▶ _EXERCISE_: Reproduce the data that follows in its entirety, character for character.

+ + +

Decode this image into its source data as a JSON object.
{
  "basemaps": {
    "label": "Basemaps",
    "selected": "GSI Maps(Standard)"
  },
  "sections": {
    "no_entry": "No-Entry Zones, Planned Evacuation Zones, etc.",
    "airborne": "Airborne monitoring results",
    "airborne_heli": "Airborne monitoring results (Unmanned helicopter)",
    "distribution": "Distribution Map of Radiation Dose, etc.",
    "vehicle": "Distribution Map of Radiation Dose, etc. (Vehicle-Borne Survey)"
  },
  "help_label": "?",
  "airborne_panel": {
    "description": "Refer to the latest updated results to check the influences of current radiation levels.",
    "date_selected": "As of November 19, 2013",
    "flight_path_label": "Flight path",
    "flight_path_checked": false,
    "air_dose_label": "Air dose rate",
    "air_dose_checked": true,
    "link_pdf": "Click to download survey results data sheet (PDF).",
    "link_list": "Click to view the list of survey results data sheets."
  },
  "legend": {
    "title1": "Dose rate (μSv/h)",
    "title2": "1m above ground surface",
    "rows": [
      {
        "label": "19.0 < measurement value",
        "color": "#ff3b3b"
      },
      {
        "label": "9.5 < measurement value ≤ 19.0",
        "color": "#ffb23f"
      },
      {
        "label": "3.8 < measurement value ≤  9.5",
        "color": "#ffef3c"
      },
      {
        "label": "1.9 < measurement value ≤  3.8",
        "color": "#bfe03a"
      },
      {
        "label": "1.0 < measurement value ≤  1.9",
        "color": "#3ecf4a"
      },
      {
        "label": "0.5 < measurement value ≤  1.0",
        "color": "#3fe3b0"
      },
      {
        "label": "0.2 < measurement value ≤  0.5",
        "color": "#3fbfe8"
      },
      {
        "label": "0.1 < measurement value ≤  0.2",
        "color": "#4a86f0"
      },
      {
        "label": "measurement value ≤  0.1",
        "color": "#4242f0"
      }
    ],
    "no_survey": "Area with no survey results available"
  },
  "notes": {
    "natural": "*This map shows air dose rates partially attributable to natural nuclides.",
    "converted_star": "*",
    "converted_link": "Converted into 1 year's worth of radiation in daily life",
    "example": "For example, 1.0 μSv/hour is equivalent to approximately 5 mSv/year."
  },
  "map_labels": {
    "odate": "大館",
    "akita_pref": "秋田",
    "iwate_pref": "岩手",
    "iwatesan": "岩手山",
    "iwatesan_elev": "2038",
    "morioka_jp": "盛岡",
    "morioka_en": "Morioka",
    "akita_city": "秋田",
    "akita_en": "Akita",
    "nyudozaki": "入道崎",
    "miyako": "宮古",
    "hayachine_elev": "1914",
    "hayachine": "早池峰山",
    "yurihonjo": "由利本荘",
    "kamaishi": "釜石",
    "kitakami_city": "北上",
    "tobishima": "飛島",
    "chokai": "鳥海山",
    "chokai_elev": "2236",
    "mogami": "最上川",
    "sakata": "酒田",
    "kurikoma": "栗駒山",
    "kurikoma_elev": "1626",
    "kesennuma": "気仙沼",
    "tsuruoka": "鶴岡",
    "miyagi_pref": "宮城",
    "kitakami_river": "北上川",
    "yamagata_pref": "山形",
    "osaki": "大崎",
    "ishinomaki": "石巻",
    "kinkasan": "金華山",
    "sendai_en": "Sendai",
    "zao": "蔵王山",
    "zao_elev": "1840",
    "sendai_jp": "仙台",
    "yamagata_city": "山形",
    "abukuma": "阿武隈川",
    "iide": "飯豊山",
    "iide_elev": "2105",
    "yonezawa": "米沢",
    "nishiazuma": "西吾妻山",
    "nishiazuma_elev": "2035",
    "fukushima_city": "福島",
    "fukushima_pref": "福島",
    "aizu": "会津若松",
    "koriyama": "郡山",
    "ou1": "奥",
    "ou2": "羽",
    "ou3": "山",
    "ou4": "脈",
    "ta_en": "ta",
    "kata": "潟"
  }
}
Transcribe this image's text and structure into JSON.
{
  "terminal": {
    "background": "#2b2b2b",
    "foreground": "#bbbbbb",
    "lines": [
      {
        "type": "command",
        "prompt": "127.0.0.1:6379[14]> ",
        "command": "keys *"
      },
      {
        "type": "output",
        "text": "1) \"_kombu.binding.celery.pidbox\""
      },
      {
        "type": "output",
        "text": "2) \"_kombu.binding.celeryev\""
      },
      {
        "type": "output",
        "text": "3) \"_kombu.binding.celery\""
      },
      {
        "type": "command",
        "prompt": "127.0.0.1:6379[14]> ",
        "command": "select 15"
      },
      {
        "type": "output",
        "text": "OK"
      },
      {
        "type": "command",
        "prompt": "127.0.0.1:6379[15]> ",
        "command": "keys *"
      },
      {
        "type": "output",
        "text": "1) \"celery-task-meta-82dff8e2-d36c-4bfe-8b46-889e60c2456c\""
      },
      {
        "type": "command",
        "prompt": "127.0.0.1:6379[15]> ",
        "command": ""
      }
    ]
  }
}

+ + +

▶ _ANSWER TO THE PROBLEM_:
Decode this image into its source data as a JSON object.
{
  "basemaps": {
    "label": "Basemaps",
    "selected": "GSI Maps(Standard)"
  },
  "sections": {
    "no_entry": "No-Entry Zones, Planned Evacuation Zones, etc.",
    "airborne": "Airborne monitoring results",
    "airborne_heli": "Airborne monitoring results (Unmanned helicopter)",
    "distribution": "Distribution Map of Radiation Dose, etc.",
    "vehicle": "Distribution Map of Radiation Dose, etc. (Vehicle-Borne Survey)"
  },
  "help_label": "?",
  "airborne_panel": {
    "description": "Refer to the latest updated results to check the influences of current radiation levels.",
    "date_selected": "As of November 19, 2013",
    "flight_path_label": "Flight path",
    "flight_path_checked": false,
    "air_dose_label": "Air dose rate",
    "air_dose_checked": true,
    "link_pdf": "Click to download survey results data sheet (PDF).",
    "link_list": "Click to view the list of survey results data sheets."
  },
  "legend": {
    "title1": "Dose rate (μSv/h)",
    "title2": "1m above ground surface",
    "rows": [
      {
        "label": "19.0 < measurement value",
        "color": "#ff3b3b"
      },
      {
        "label": "9.5 < measurement value ≤ 19.0",
        "color": "#ffb23f"
      },
      {
        "label": "3.8 < measurement value ≤  9.5",
        "color": "#ffef3c"
      },
      {
        "label": "1.9 < measurement value ≤  3.8",
        "color": "#bfe03a"
      },
      {
        "label": "1.0 < measurement value ≤  1.9",
        "color": "#3ecf4a"
      },
      {
        "label": "0.5 < measurement value ≤  1.0",
        "color": "#3fe3b0"
      },
      {
        "label": "0.2 < measurement value ≤  0.5",
        "color": "#3fbfe8"
      },
      {
        "label": "0.1 < measurement value ≤  0.2",
        "color": "#4a86f0"
      },
      {
        "label": "measurement value ≤  0.1",
        "color": "#4242f0"
      }
    ],
    "no_survey": "Area with no survey results available"
  },
  "notes": {
    "natural": "*This map shows air dose rates partially attributable to natural nuclides.",
    "converted_star": "*",
    "converted_link": "Converted into 1 year's worth of radiation in daily life",
    "example": "For example, 1.0 μSv/hour is equivalent to approximately 5 mSv/year."
  },
  "map_labels": {
    "odate": "大館",
    "akita_pref": "秋田",
    "iwate_pref": "岩手",
    "iwatesan": "岩手山",
    "iwatesan_elev": "2038",
    "morioka_jp": "盛岡",
    "morioka_en": "Morioka",
    "akita_city": "秋田",
    "akita_en": "Akita",
    "nyudozaki": "入道崎",
    "miyako": "宮古",
    "hayachine_elev": "1914",
    "hayachine": "早池峰山",
    "yurihonjo": "由利本荘",
    "kamaishi": "釜石",
    "kitakami_city": "北上",
    "tobishima": "飛島",
    "chokai": "鳥海山",
    "chokai_elev": "2236",
    "mogami": "最上川",
    "sakata": "酒田",
    "kurikoma": "栗駒山",
    "kurikoma_elev": "1626",
    "kesennuma": "気仙沼",
    "tsuruoka": "鶴岡",
    "miyagi_pref": "宮城",
    "kitakami_river": "北上川",
    "yamagata_pref": "山形",
    "osaki": "大崎",
    "ishinomaki": "石巻",
    "kinkasan": "金華山",
    "sendai_en": "Sendai",
    "zao": "蔵王山",
    "zao_elev": "1840",
    "sendai_jp": "仙台",
    "yamagata_city": "山形",
    "abukuma": "阿武隈川",
    "iide": "飯豊山",
    "iide_elev": "2105",
    "yonezawa": "米沢",
    "nishiazuma": "西吾妻山",
    "nishiazuma_elev": "2035",
    "fukushima_city": "福島",
    "fukushima_pref": "福島",
    "aizu": "会津若松",
    "koriyama": "郡山",
    "ou1": "奥",
    "ou2": "羽",
    "ou3": "山",
    "ou4": "脈",
    "ta_en": "ta",
    "kata": "潟"
  }
}
Transcribe this image's text and structure into JSON.
{
  "terminal": {
    "background": "#2b2b2b",
    "foreground": "#bbbbbb",
    "lines": [
      {
        "type": "command",
        "prompt": "127.0.0.1:6379[14]> ",
        "command": "keys *"
      },
      {
        "type": "output",
        "text": "1) \"_kombu.binding.celery.pidbox\""
      },
      {
        "type": "output",
        "text": "2) \"_kombu.binding.celeryev\""
      },
      {
        "type": "output",
        "text": "3) \"_kombu.binding.celery\""
      },
      {
        "type": "command",
        "prompt": "127.0.0.1:6379[14]> ",
        "command": "select 15"
      },
      {
        "type": "output",
        "text": "OK"
      },
      {
        "type": "command",
        "prompt": "127.0.0.1:6379[15]> ",
        "command": "keys *"
      },
      {
        "type": "output",
        "text": "1) \"celery-task-meta-82dff8e2-d36c-4bfe-8b46-889e60c2456c\""
      },
      {
        "type": "command",
        "prompt": "127.0.0.1:6379[15]> ",
        "command": ""
      }
    ]
  }
}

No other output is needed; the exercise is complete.